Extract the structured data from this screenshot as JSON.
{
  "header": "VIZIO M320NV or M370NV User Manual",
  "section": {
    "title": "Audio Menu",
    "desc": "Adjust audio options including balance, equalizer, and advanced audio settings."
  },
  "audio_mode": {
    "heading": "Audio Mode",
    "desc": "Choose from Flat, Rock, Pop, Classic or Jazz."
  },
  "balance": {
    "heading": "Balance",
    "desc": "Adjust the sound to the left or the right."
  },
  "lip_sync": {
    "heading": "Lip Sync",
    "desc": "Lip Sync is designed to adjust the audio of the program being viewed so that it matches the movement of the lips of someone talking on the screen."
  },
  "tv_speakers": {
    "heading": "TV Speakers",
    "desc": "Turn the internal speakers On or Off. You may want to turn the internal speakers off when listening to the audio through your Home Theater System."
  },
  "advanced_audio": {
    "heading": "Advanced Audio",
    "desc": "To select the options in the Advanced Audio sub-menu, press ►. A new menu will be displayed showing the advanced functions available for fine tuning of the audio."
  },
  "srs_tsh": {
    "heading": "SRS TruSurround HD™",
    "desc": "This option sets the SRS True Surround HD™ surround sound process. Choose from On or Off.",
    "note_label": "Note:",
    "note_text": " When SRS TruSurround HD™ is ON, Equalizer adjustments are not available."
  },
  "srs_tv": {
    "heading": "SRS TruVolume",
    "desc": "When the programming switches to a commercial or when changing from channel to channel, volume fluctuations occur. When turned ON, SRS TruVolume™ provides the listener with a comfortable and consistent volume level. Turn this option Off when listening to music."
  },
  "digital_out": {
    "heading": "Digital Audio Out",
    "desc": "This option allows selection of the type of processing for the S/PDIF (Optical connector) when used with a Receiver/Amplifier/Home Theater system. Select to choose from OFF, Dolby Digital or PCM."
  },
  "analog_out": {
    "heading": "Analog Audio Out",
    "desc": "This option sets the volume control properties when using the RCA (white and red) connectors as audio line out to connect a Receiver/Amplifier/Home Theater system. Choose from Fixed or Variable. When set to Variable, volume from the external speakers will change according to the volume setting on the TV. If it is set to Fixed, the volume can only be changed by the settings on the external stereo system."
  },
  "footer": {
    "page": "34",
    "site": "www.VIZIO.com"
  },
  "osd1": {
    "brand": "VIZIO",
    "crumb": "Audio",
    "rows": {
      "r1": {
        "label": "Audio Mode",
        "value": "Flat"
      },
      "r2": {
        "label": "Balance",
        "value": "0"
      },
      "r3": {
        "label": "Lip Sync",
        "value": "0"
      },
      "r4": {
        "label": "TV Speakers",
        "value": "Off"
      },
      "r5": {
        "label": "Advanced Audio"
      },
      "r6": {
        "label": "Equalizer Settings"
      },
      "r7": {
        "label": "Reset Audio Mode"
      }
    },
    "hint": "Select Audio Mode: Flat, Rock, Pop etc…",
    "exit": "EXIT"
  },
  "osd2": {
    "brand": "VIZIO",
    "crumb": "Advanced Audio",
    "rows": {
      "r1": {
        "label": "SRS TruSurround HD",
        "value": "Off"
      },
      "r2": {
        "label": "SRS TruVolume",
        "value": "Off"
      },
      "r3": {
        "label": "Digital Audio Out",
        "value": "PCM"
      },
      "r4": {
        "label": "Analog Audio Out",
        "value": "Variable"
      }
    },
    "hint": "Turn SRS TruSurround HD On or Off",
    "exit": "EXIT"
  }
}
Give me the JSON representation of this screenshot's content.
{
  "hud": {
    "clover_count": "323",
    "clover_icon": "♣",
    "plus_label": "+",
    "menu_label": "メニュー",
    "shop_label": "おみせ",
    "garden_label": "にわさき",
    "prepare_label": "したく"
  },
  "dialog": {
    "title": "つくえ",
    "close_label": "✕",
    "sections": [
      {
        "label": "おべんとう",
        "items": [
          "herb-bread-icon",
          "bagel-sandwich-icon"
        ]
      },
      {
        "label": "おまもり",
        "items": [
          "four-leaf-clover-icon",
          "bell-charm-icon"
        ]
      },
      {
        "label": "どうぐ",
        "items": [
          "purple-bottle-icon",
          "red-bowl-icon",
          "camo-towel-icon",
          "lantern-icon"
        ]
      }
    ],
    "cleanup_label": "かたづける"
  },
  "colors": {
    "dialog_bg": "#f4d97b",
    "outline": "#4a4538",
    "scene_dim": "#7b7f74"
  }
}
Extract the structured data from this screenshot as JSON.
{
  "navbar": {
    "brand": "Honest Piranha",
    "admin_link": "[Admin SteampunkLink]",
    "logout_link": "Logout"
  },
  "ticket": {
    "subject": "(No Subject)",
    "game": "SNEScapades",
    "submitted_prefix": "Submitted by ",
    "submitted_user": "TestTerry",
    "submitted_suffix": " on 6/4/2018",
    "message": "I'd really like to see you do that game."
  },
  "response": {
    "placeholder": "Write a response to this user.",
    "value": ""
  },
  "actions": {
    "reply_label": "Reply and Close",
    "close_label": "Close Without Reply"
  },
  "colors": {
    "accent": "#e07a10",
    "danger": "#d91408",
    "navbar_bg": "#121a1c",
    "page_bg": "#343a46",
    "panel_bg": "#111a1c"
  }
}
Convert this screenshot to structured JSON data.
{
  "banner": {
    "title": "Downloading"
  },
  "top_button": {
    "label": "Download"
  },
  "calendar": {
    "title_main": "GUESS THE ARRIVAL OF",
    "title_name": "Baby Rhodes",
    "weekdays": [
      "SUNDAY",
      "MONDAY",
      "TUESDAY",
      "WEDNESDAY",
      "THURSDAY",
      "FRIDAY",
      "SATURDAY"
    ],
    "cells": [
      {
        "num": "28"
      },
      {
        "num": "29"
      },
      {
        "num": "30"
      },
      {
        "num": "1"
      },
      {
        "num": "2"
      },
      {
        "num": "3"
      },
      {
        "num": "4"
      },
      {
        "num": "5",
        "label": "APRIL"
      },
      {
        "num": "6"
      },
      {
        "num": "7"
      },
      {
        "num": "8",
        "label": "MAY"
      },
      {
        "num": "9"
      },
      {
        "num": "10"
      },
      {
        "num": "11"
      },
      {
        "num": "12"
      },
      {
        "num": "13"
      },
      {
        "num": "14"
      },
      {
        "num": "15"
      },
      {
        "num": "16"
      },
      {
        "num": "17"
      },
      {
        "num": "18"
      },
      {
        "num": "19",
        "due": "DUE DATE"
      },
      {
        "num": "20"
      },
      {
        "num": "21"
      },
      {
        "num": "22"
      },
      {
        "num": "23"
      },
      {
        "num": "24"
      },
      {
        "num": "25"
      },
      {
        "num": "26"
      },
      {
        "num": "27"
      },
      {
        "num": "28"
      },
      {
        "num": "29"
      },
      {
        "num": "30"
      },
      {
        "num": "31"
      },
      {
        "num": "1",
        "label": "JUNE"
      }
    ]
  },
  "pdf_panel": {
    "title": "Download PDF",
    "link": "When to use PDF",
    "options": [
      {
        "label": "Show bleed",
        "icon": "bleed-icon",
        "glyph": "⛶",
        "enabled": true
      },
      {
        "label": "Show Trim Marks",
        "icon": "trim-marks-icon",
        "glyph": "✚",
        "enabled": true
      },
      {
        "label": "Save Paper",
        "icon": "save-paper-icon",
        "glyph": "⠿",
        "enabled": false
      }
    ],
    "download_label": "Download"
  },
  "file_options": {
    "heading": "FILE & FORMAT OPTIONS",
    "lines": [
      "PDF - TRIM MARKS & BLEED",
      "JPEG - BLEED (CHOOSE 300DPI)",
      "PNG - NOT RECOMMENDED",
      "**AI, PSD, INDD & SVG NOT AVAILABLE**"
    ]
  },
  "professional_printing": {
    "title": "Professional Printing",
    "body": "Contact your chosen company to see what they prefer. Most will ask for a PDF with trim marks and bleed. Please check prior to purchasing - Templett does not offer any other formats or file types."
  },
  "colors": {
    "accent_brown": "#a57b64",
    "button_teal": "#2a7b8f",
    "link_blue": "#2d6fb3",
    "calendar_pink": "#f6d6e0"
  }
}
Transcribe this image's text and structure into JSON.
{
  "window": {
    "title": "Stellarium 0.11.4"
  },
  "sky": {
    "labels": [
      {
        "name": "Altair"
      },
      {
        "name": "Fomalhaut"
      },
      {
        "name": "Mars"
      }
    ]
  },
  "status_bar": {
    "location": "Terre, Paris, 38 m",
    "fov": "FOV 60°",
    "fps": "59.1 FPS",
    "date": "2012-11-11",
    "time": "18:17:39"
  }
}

▬▬▬▬▬▬▬▬▬▬

WORK INSTRUCTIONS: Count every line in the listing above that holds "JSON", then report only the count.

ANSWER: 5